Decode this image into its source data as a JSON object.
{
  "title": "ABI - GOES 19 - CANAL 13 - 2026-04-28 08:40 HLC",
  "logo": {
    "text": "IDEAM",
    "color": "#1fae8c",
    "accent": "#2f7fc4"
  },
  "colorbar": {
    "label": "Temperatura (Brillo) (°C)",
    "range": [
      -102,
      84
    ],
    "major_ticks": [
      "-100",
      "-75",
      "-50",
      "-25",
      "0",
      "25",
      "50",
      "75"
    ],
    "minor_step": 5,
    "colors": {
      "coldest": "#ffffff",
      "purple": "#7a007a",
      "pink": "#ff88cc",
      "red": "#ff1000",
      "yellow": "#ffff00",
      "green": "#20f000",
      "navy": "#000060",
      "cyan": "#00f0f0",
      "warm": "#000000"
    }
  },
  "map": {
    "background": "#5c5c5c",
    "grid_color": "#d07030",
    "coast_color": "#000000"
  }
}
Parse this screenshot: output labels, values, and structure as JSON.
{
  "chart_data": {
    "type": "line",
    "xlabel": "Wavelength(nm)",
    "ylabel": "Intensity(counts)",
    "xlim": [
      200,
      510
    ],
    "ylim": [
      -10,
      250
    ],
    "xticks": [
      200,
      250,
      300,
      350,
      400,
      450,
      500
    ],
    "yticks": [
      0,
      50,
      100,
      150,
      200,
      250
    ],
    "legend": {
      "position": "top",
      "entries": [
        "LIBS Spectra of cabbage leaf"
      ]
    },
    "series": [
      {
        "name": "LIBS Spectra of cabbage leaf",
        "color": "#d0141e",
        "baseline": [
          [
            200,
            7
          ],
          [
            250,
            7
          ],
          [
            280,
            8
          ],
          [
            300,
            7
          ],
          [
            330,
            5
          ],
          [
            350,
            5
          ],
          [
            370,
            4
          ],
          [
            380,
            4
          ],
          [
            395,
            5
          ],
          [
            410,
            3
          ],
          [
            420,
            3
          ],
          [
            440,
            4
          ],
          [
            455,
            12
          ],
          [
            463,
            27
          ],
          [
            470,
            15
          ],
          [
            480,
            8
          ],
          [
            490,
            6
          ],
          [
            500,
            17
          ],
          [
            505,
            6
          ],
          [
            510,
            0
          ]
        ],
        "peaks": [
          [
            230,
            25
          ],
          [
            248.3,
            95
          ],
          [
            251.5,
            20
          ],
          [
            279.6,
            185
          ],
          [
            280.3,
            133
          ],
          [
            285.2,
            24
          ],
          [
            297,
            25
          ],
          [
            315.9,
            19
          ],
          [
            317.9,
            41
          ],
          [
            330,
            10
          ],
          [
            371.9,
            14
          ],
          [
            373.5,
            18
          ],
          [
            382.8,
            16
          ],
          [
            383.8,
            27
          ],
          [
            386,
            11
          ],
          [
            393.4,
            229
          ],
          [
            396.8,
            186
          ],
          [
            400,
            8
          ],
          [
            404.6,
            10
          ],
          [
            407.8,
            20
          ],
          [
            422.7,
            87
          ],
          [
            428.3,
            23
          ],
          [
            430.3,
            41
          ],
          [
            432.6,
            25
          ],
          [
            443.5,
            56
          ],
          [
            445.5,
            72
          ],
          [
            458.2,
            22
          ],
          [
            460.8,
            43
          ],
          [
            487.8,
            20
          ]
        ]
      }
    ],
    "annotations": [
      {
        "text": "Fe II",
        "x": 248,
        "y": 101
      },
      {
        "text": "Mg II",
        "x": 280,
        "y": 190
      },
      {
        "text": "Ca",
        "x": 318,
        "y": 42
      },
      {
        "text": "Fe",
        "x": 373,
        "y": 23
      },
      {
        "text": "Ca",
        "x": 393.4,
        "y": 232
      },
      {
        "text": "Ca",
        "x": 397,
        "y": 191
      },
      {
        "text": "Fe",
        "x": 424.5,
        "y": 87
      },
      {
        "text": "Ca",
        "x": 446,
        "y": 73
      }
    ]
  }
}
········
■ What you are asked to do:
Reproduce all of the material above word for word.

■ Answer to the task:
Decode this image into its source data as a JSON object.
{
  "title": "ABI - GOES 19 - CANAL 13 - 2026-04-28 08:40 HLC",
  "logo": {
    "text": "IDEAM",
    "color": "#1fae8c",
    "accent": "#2f7fc4"
  },
  "colorbar": {
    "label": "Temperatura (Brillo) (°C)",
    "range": [
      -102,
      84
    ],
    "major_ticks": [
      "-100",
      "-75",
      "-50",
      "-25",
      "0",
      "25",
      "50",
      "75"
    ],
    "minor_step": 5,
    "colors": {
      "coldest": "#ffffff",
      "purple": "#7a007a",
      "pink": "#ff88cc",
      "red": "#ff1000",
      "yellow": "#ffff00",
      "green": "#20f000",
      "navy": "#000060",
      "cyan": "#00f0f0",
      "warm": "#000000"
    }
  },
  "map": {
    "background": "#5c5c5c",
    "grid_color": "#d07030",
    "coast_color": "#000000"
  }
}
Parse this screenshot: output labels, values, and structure as JSON.
{
  "chart_data": {
    "type": "line",
    "xlabel": "Wavelength(nm)",
    "ylabel": "Intensity(counts)",
    "xlim": [
      200,
      510
    ],
    "ylim": [
      -10,
      250
    ],
    "xticks": [
      200,
      250,
      300,
      350,
      400,
      450,
      500
    ],
    "yticks": [
      0,
      50,
      100,
      150,
      200,
      250
    ],
    "legend": {
      "position": "top",
      "entries": [
        "LIBS Spectra of cabbage leaf"
      ]
    },
    "series": [
      {
        "name": "LIBS Spectra of cabbage leaf",
        "color": "#d0141e",
        "baseline": [
          [
            200,
            7
          ],
          [
            250,
            7
          ],
          [
            280,
            8
          ],
          [
            300,
            7
          ],
          [
            330,
            5
          ],
          [
            350,
            5
          ],
          [
            370,
            4
          ],
          [
            380,
            4
          ],
          [
            395,
            5
          ],
          [
            410,
            3
          ],
          [
            420,
            3
          ],
          [
            440,
            4
          ],
          [
            455,
            12
          ],
          [
            463,
            27
          ],
          [
            470,
            15
          ],
          [
            480,
            8
          ],
          [
            490,
            6
          ],
          [
            500,
            17
          ],
          [
            505,
            6
          ],
          [
            510,
            0
          ]
        ],
        "peaks": [
          [
            230,
            25
          ],
          [
            248.3,
            95
          ],
          [
            251.5,
            20
          ],
          [
            279.6,
            185
          ],
          [
            280.3,
            133
          ],
          [
            285.2,
            24
          ],
          [
            297,
            25
          ],
          [
            315.9,
            19
          ],
          [
            317.9,
            41
          ],
          [
            330,
            10
          ],
          [
            371.9,
            14
          ],
          [
            373.5,
            18
          ],
          [
            382.8,
            16
          ],
          [
            383.8,
            27
          ],
          [
            386,
            11
          ],
          [
            393.4,
            229
          ],
          [
            396.8,
            186
          ],
          [
            400,
            8
          ],
          [
            404.6,
            10
          ],
          [
            407.8,
            20
          ],
          [
            422.7,
            87
          ],
          [
            428.3,
            23
          ],
          [
            430.3,
            41
          ],
          [
            432.6,
            25
          ],
          [
            443.5,
            56
          ],
          [
            445.5,
            72
          ],
          [
            458.2,
            22
          ],
          [
            460.8,
            43
          ],
          [
            487.8,
            20
          ]
        ]
      }
    ],
    "annotations": [
      {
        "text": "Fe II",
        "x": 248,
        "y": 101
      },
      {
        "text": "Mg II",
        "x": 280,
        "y": 190
      },
      {
        "text": "Ca",
        "x": 318,
        "y": 42
      },
      {
        "text": "Fe",
        "x": 373,
        "y": 23
      },
      {
        "text": "Ca",
        "x": 393.4,
        "y": 232
      },
      {
        "text": "Ca",
        "x": 397,
        "y": 191
      },
      {
        "text": "Fe",
        "x": 424.5,
        "y": 87
      },
      {
        "text": "Ca",
        "x": 446,
        "y": 73
      }
    ]
  }
}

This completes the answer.